_Aim_: Transcribe every record that appears below, exactly and in full.

━━━━

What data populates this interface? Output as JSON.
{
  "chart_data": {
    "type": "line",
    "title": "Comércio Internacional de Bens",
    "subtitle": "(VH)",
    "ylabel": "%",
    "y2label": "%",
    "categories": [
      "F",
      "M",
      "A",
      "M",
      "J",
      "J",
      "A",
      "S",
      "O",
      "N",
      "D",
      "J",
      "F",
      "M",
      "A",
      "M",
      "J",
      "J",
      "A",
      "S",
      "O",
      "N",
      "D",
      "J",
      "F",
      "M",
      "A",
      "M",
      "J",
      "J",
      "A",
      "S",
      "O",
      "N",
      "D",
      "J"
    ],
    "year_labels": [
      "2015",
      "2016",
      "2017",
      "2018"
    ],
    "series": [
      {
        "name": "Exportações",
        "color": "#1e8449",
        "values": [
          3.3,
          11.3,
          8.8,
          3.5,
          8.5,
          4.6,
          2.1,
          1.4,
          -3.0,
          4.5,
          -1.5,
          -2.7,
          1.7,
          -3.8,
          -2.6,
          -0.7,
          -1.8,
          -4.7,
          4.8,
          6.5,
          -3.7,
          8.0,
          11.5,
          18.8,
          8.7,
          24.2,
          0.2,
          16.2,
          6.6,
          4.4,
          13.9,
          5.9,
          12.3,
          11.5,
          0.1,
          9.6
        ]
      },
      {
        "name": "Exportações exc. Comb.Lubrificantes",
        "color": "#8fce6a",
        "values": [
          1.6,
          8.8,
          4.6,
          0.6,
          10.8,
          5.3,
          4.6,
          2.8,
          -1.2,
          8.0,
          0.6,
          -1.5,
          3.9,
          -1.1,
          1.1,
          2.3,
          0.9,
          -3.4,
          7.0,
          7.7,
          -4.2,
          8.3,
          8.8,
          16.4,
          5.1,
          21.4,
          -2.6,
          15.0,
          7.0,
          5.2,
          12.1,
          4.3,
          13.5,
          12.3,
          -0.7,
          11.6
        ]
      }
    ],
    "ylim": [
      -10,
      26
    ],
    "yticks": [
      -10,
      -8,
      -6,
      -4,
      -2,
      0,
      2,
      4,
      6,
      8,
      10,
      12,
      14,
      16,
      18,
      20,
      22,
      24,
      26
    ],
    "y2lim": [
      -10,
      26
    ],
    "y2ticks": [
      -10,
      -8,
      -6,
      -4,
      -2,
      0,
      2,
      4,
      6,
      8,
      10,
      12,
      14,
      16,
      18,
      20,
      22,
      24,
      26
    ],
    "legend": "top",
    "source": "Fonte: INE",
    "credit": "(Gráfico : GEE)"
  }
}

━━━━

_Full output_:
What data populates this interface? Output as JSON.
{
  "chart_data": {
    "type": "line",
    "title": "Comércio Internacional de Bens",
    "subtitle": "(VH)",
    "ylabel": "%",
    "y2label": "%",
    "categories": [
      "F",
      "M",
      "A",
      "M",
      "J",
      "J",
      "A",
      "S",
      "O",
      "N",
      "D",
      "J",
      "F",
      "M",
      "A",
      "M",
      "J",
      "J",
      "A",
      "S",
      "O",
      "N",
      "D",
      "J",
      "F",
      "M",
      "A",
      "M",
      "J",
      "J",
      "A",
      "S",
      "O",
      "N",
      "D",
      "J"
    ],
    "year_labels": [
      "2015",
      "2016",
      "2017",
      "2018"
    ],
    "series": [
      {
        "name": "Exportações",
        "color": "#1e8449",
        "values": [
          3.3,
          11.3,
          8.8,
          3.5,
          8.5,
          4.6,
          2.1,
          1.4,
          -3.0,
          4.5,
          -1.5,
          -2.7,
          1.7,
          -3.8,
          -2.6,
          -0.7,
          -1.8,
          -4.7,
          4.8,
          6.5,
          -3.7,
          8.0,
          11.5,
          18.8,
          8.7,
          24.2,
          0.2,
          16.2,
          6.6,
          4.4,
          13.9,
          5.9,
          12.3,
          11.5,
          0.1,
          9.6
        ]
      },
      {
        "name": "Exportações exc. Comb.Lubrificantes",
        "color": "#8fce6a",
        "values": [
          1.6,
          8.8,
          4.6,
          0.6,
          10.8,
          5.3,
          4.6,
          2.8,
          -1.2,
          8.0,
          0.6,
          -1.5,
          3.9,
          -1.1,
          1.1,
          2.3,
          0.9,
          -3.4,
          7.0,
          7.7,
          -4.2,
          8.3,
          8.8,
          16.4,
          5.1,
          21.4,
          -2.6,
          15.0,
          7.0,
          5.2,
          12.1,
          4.3,
          13.5,
          12.3,
          -0.7,
          11.6
        ]
      }
    ],
    "ylim": [
      -10,
      26
    ],
    "yticks": [
      -10,
      -8,
      -6,
      -4,
      -2,
      0,
      2,
      4,
      6,
      8,
      10,
      12,
      14,
      16,
      18,
      20,
      22,
      24,
      26
    ],
    "y2lim": [
      -10,
      26
    ],
    "y2ticks": [
      -10,
      -8,
      -6,
      -4,
      -2,
      0,
      2,
      4,
      6,
      8,
      10,
      12,
      14,
      16,
      18,
      20,
      22,
      24,
      26
    ],
    "legend": "top",
    "source": "Fonte: INE",
    "credit": "(Gráfico : GEE)"
  }
}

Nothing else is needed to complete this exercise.